(Dataset records)
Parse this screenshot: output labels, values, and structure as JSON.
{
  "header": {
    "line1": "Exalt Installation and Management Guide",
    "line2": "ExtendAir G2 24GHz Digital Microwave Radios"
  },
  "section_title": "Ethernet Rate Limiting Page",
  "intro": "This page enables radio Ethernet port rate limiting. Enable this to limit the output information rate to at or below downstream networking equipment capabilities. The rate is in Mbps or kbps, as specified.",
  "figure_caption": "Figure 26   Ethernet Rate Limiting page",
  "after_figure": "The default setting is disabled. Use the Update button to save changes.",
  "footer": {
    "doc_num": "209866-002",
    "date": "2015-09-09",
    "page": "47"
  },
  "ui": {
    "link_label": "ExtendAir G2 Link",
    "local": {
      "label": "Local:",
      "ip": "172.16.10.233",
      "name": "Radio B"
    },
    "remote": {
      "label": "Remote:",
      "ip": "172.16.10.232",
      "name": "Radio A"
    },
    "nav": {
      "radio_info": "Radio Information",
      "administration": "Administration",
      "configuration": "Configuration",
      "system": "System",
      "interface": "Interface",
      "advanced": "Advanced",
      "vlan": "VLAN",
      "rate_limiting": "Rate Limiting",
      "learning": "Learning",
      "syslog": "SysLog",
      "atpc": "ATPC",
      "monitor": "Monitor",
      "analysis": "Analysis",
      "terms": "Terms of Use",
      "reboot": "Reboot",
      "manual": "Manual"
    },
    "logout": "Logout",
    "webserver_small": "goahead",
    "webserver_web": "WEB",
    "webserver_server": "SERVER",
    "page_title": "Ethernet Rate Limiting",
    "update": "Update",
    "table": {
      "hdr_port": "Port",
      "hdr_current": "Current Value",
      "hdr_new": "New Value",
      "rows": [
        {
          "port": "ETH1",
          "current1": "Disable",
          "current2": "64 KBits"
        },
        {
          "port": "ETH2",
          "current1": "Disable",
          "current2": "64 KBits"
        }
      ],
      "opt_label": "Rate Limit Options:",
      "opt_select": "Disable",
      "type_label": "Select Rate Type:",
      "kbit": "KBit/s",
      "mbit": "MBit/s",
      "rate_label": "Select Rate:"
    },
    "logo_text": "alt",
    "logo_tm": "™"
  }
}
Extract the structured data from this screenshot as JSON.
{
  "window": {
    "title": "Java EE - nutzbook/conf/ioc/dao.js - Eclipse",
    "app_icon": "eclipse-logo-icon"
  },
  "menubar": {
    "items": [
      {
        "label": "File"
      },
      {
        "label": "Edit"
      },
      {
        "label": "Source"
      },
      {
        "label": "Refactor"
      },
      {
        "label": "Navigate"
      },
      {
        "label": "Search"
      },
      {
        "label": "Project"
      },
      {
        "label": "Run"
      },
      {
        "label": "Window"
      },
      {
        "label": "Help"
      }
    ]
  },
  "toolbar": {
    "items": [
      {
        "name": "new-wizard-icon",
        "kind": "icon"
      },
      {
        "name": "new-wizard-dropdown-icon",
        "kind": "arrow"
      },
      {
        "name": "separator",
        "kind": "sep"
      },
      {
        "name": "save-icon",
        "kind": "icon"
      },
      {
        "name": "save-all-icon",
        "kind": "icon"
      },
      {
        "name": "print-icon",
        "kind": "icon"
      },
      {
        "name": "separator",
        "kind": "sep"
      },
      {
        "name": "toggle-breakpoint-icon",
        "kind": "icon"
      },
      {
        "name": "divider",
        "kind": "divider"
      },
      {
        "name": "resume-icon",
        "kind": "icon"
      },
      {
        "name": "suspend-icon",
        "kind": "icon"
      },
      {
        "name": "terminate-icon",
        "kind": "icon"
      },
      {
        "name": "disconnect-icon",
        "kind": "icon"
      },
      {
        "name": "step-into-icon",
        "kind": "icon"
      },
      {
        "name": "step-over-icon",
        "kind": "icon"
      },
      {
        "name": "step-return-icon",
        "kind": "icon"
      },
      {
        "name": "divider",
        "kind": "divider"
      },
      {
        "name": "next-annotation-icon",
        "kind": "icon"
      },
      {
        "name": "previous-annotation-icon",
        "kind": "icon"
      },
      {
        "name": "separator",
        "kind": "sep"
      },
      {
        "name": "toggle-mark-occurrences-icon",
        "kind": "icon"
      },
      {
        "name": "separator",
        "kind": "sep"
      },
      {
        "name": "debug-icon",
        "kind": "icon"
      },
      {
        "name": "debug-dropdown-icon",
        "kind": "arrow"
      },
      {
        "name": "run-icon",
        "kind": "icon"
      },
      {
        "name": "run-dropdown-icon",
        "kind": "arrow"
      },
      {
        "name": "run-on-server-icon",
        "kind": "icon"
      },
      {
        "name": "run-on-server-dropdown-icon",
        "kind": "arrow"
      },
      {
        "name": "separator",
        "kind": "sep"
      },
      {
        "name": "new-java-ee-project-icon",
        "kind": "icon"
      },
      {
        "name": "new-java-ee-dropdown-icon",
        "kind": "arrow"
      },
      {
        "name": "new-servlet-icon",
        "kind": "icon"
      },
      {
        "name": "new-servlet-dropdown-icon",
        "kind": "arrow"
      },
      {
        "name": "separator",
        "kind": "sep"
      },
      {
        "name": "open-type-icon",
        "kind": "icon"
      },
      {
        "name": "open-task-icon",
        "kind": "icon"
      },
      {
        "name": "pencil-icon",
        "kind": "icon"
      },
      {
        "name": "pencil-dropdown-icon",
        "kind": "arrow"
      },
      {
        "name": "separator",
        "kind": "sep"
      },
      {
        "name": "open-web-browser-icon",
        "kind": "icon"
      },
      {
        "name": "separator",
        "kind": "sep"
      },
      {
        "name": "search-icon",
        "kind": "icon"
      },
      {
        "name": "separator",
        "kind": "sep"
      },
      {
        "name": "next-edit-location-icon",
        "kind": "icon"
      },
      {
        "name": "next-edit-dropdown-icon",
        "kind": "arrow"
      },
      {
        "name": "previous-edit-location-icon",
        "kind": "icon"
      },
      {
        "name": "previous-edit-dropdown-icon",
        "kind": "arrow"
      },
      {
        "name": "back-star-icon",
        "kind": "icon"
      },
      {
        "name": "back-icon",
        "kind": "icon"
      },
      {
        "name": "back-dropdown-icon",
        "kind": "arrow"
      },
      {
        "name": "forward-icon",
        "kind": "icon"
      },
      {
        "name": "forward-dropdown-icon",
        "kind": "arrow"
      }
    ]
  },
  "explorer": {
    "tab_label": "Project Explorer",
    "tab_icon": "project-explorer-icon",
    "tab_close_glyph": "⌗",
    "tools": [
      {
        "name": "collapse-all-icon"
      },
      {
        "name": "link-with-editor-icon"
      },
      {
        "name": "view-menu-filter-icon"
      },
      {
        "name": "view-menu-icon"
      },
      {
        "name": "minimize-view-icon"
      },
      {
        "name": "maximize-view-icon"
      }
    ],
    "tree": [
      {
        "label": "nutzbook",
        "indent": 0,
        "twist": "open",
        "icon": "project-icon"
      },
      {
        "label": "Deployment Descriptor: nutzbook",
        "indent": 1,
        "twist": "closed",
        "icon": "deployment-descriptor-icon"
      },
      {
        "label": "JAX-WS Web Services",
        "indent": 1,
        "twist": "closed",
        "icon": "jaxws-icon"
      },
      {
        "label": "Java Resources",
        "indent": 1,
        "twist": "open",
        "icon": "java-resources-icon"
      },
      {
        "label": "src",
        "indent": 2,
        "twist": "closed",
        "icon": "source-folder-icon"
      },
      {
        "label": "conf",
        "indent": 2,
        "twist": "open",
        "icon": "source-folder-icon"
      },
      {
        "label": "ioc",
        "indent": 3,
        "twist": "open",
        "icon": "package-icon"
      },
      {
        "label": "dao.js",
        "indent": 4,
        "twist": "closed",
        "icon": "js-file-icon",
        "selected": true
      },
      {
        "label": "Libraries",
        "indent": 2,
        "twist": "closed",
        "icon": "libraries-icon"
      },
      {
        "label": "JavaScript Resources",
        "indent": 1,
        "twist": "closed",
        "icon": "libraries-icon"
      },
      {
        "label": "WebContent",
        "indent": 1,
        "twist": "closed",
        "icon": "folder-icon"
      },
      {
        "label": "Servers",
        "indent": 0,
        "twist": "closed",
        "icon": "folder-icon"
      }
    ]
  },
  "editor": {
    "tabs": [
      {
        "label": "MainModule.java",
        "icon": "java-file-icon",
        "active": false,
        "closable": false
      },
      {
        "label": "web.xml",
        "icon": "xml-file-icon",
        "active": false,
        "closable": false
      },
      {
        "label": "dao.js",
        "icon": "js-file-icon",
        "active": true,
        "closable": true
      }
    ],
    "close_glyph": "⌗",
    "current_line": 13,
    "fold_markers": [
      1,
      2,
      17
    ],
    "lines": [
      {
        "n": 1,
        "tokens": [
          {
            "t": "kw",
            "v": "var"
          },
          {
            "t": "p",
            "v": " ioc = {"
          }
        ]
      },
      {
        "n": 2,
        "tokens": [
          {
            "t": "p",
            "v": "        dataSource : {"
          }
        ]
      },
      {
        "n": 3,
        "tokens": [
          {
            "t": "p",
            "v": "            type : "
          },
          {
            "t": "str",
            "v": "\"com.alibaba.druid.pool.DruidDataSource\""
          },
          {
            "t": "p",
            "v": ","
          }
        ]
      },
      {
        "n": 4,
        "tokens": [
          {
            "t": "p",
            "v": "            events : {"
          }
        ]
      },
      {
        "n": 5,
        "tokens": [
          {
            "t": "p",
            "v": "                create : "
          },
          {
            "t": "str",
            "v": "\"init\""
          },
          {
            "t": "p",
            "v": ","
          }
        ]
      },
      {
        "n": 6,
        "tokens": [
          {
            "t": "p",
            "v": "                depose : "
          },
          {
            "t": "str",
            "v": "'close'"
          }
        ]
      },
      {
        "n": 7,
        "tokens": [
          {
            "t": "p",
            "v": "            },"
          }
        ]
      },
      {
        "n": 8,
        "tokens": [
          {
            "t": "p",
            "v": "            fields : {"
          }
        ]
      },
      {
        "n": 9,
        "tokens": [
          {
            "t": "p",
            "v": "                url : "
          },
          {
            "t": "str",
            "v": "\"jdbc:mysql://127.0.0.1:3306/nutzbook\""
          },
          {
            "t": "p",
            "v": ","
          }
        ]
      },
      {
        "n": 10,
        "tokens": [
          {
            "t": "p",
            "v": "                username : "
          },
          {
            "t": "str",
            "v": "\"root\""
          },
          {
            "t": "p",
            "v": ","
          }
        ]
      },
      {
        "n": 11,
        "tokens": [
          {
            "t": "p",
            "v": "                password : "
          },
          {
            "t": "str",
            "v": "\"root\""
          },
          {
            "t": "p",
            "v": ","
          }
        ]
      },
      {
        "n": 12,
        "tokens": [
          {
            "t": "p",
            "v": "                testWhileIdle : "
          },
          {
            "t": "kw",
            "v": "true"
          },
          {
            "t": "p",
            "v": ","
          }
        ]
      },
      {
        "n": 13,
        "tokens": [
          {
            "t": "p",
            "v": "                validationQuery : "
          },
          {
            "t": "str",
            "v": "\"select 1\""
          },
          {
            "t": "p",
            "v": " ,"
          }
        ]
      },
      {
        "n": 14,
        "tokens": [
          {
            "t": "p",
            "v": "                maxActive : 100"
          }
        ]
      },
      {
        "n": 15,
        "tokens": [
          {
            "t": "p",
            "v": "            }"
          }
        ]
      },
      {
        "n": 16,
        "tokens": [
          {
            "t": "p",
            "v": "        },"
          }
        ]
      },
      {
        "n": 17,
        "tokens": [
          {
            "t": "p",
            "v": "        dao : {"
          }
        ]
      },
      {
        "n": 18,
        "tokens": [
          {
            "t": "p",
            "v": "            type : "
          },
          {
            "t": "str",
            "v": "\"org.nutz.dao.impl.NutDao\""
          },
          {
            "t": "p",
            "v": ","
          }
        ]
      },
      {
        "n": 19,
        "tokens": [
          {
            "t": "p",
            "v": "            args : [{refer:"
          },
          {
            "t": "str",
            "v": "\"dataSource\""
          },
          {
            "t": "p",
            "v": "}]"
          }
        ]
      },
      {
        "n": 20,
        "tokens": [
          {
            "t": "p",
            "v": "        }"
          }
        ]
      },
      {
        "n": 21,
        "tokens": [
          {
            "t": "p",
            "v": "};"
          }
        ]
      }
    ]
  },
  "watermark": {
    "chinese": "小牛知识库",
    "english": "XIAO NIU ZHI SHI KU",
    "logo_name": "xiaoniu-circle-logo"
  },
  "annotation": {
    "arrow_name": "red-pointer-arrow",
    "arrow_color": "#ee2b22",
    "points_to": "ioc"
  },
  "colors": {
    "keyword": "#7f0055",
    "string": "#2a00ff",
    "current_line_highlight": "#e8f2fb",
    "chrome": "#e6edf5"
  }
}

▸ Task
Identify and list each line with the word "save".

▸ Problem solution
  "after_figure": "The default setting is disabled. Use the Update button to save changes.",
        "name": "save-icon",
        "name": "save-all-icon",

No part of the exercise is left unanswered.